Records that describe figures
□ □ □

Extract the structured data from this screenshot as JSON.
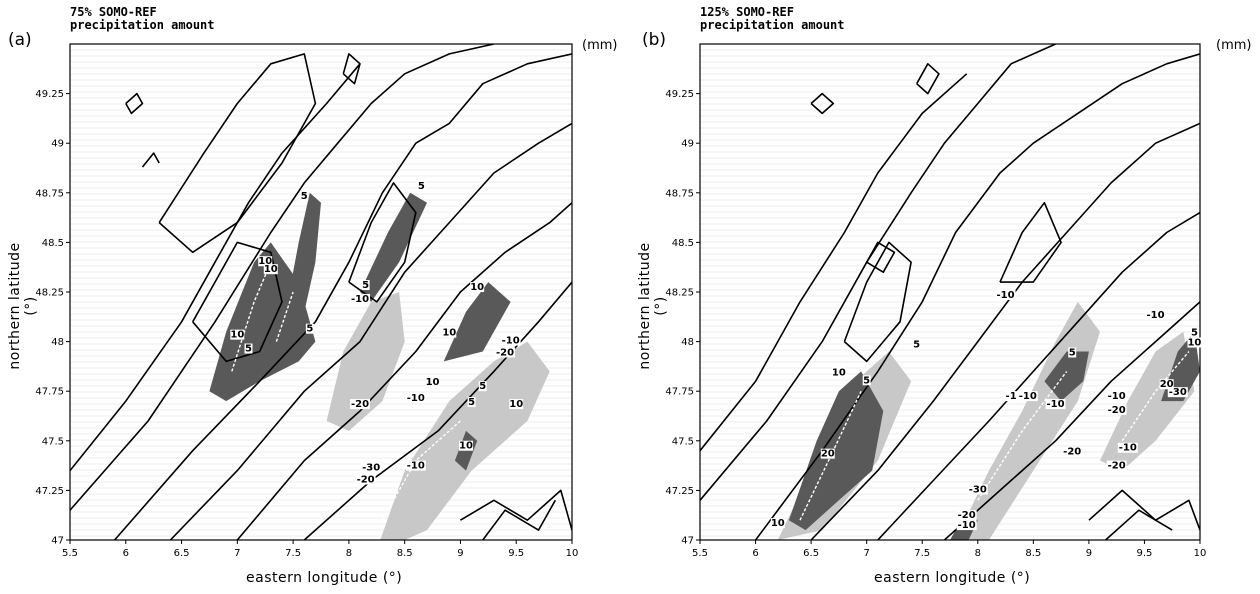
{
  "panels": [
    {
      "letter": "(a)",
      "title_line1": "75% SOMO-REF",
      "title_line2": "precipitation amount",
      "unit": "(mm)",
      "xlabel": "eastern longitude (°)",
      "ylabel": "northern latitude (°)"
    },
    {
      "letter": "(b)",
      "title_line1": "125% SOMO-REF",
      "title_line2": "precipitation amount",
      "unit": "(mm)",
      "xlabel": "eastern longitude (°)",
      "ylabel": "northern latitude (°)"
    }
  ],
  "chart_data": [
    {
      "type": "contour",
      "panel": "(a)",
      "xlim": [
        5.5,
        10
      ],
      "ylim": [
        47,
        49.5
      ],
      "x_ticks": [
        "5.5",
        "6",
        "6.5",
        "7",
        "7.5",
        "8",
        "8.5",
        "9",
        "9.5",
        "10"
      ],
      "y_ticks": [
        "47",
        "47.25",
        "47.5",
        "47.75",
        "48",
        "48.25",
        "48.5",
        "48.75",
        "49",
        "49.25"
      ],
      "contour_labels": [
        {
          "x": 7.6,
          "y": 48.72,
          "text": "5"
        },
        {
          "x": 8.65,
          "y": 48.77,
          "text": "5"
        },
        {
          "x": 7.25,
          "y": 48.39,
          "text": "10"
        },
        {
          "x": 7.3,
          "y": 48.35,
          "text": "10"
        },
        {
          "x": 8.15,
          "y": 48.27,
          "text": "5"
        },
        {
          "x": 8.1,
          "y": 48.2,
          "text": "-10"
        },
        {
          "x": 9.15,
          "y": 48.26,
          "text": "10"
        },
        {
          "x": 8.9,
          "y": 48.03,
          "text": "10"
        },
        {
          "x": 7.0,
          "y": 48.02,
          "text": "10"
        },
        {
          "x": 7.65,
          "y": 48.05,
          "text": "5"
        },
        {
          "x": 7.1,
          "y": 47.95,
          "text": "5"
        },
        {
          "x": 9.45,
          "y": 47.99,
          "text": "-10"
        },
        {
          "x": 9.4,
          "y": 47.93,
          "text": "-20"
        },
        {
          "x": 8.75,
          "y": 47.78,
          "text": "10"
        },
        {
          "x": 9.2,
          "y": 47.76,
          "text": "5"
        },
        {
          "x": 8.1,
          "y": 47.67,
          "text": "-20"
        },
        {
          "x": 8.6,
          "y": 47.7,
          "text": "-10"
        },
        {
          "x": 9.1,
          "y": 47.68,
          "text": "5"
        },
        {
          "x": 9.5,
          "y": 47.67,
          "text": "10"
        },
        {
          "x": 9.05,
          "y": 47.46,
          "text": "10"
        },
        {
          "x": 8.2,
          "y": 47.35,
          "text": "-30"
        },
        {
          "x": 8.6,
          "y": 47.36,
          "text": "-10"
        },
        {
          "x": 8.15,
          "y": 47.29,
          "text": "-20"
        }
      ]
    },
    {
      "type": "contour",
      "panel": "(b)",
      "xlim": [
        5.5,
        10
      ],
      "ylim": [
        47,
        49.5
      ],
      "x_ticks": [
        "5.5",
        "6",
        "6.5",
        "7",
        "7.5",
        "8",
        "8.5",
        "9",
        "9.5",
        "10"
      ],
      "y_ticks": [
        "47",
        "47.25",
        "47.5",
        "47.75",
        "48",
        "48.25",
        "48.5",
        "48.75",
        "49",
        "49.25"
      ],
      "contour_labels": [
        {
          "x": 8.25,
          "y": 48.22,
          "text": "-10"
        },
        {
          "x": 9.6,
          "y": 48.12,
          "text": "-10"
        },
        {
          "x": 9.95,
          "y": 48.03,
          "text": "5"
        },
        {
          "x": 9.95,
          "y": 47.98,
          "text": "10"
        },
        {
          "x": 7.45,
          "y": 47.97,
          "text": "5"
        },
        {
          "x": 8.85,
          "y": 47.93,
          "text": "5"
        },
        {
          "x": 6.75,
          "y": 47.83,
          "text": "10"
        },
        {
          "x": 7.0,
          "y": 47.79,
          "text": "5"
        },
        {
          "x": 9.7,
          "y": 47.77,
          "text": "20"
        },
        {
          "x": 9.8,
          "y": 47.73,
          "text": "-30"
        },
        {
          "x": 8.3,
          "y": 47.71,
          "text": "-1"
        },
        {
          "x": 8.45,
          "y": 47.71,
          "text": "-10"
        },
        {
          "x": 9.25,
          "y": 47.71,
          "text": "-10"
        },
        {
          "x": 9.25,
          "y": 47.64,
          "text": "-20"
        },
        {
          "x": 8.7,
          "y": 47.67,
          "text": "-10"
        },
        {
          "x": 6.65,
          "y": 47.42,
          "text": "20"
        },
        {
          "x": 8.85,
          "y": 47.43,
          "text": "-20"
        },
        {
          "x": 9.35,
          "y": 47.45,
          "text": "-10"
        },
        {
          "x": 9.25,
          "y": 47.36,
          "text": "-20"
        },
        {
          "x": 8.0,
          "y": 47.24,
          "text": "-30"
        },
        {
          "x": 7.9,
          "y": 47.11,
          "text": "-20"
        },
        {
          "x": 7.9,
          "y": 47.06,
          "text": "-10"
        },
        {
          "x": 6.2,
          "y": 47.07,
          "text": "10"
        }
      ]
    }
  ]
}
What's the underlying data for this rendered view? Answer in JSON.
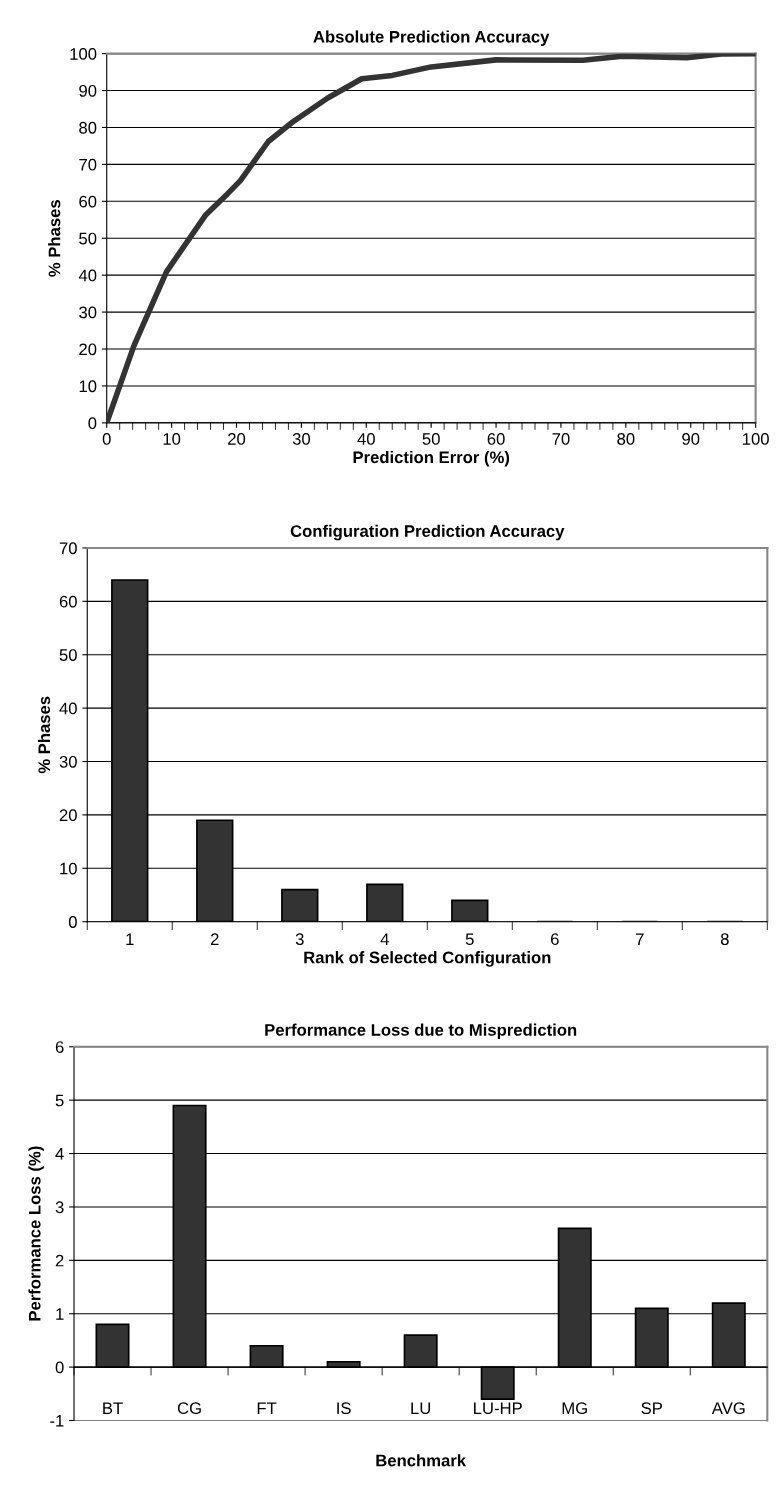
{
  "chart_data": [
    {
      "type": "line",
      "title": "Absolute Prediction Accuracy",
      "xlabel": "Prediction Error (%)",
      "ylabel": "% Phases",
      "x": [
        0,
        4.2,
        9.2,
        15.2,
        18.6,
        20.6,
        24.9,
        28.6,
        34,
        39.3,
        44,
        50,
        60,
        73.4,
        79.4,
        89.4,
        94.7,
        100
      ],
      "series": [
        {
          "color": "#333333",
          "values": [
            0,
            20.9,
            40.9,
            56.2,
            62,
            65.6,
            76.2,
            81.4,
            87.9,
            93.2,
            94.1,
            96.4,
            98.3,
            98.2,
            99.3,
            98.9,
            99.9,
            100
          ]
        }
      ],
      "xlim": [
        0,
        100
      ],
      "xticks": [
        0,
        10,
        20,
        30,
        40,
        50,
        60,
        70,
        80,
        90,
        100
      ],
      "ylim": [
        0,
        100
      ],
      "yticks": [
        0,
        10,
        20,
        30,
        40,
        50,
        60,
        70,
        80,
        90,
        100
      ],
      "grid": "y"
    },
    {
      "type": "bar",
      "title": "Configuration Prediction Accuracy",
      "xlabel": "Rank of Selected Configuration",
      "ylabel": "% Phases",
      "categories": [
        "1",
        "2",
        "3",
        "4",
        "5",
        "6",
        "7",
        "8"
      ],
      "series": [
        {
          "color": "#333333",
          "values": [
            64,
            19,
            6,
            7,
            4,
            0,
            0,
            0
          ]
        }
      ],
      "ylim": [
        0,
        70
      ],
      "yticks": [
        0,
        10,
        20,
        30,
        40,
        50,
        60,
        70
      ],
      "grid": "y"
    },
    {
      "type": "bar",
      "title": "Performance Loss due to Misprediction",
      "xlabel": "Benchmark",
      "ylabel": "Performance Loss (%)",
      "categories": [
        "BT",
        "CG",
        "FT",
        "IS",
        "LU",
        "LU-HP",
        "MG",
        "SP",
        "AVG"
      ],
      "series": [
        {
          "color": "#333333",
          "values": [
            0.8,
            4.9,
            0.4,
            0.1,
            0.6,
            -0.6,
            2.6,
            1.1,
            1.2
          ]
        }
      ],
      "ylim": [
        -1,
        6
      ],
      "yticks": [
        -1,
        0,
        1,
        2,
        3,
        4,
        5,
        6
      ],
      "grid": "y"
    }
  ]
}
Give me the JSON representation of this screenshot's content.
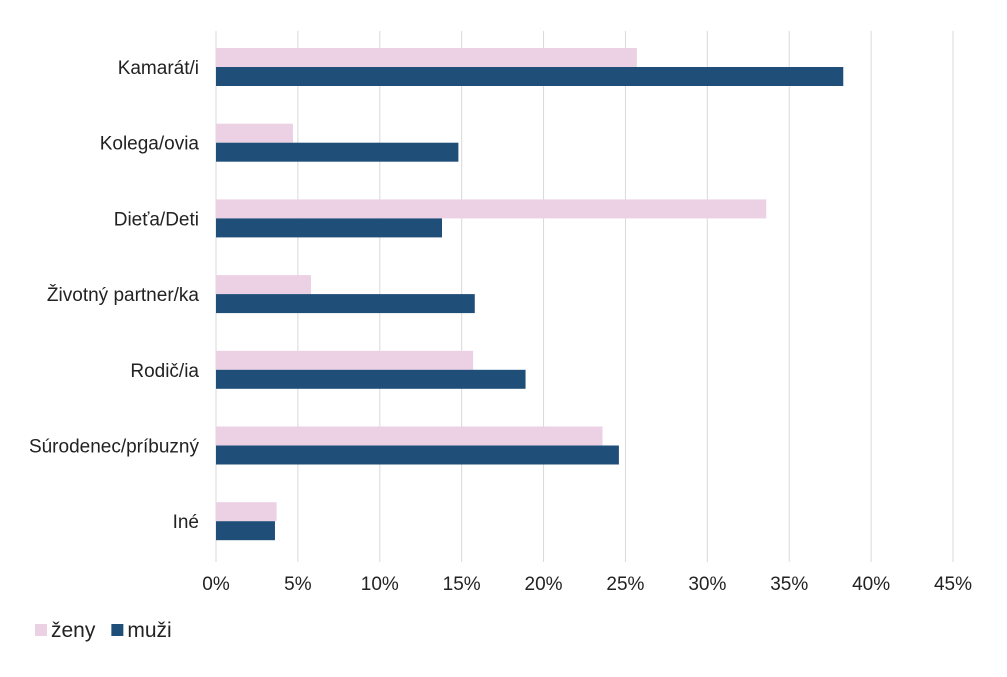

□ □ □

Task brief: For the records above, state how many lines include the string "Accuracy", giving the number and nothing else.

Correct output: 2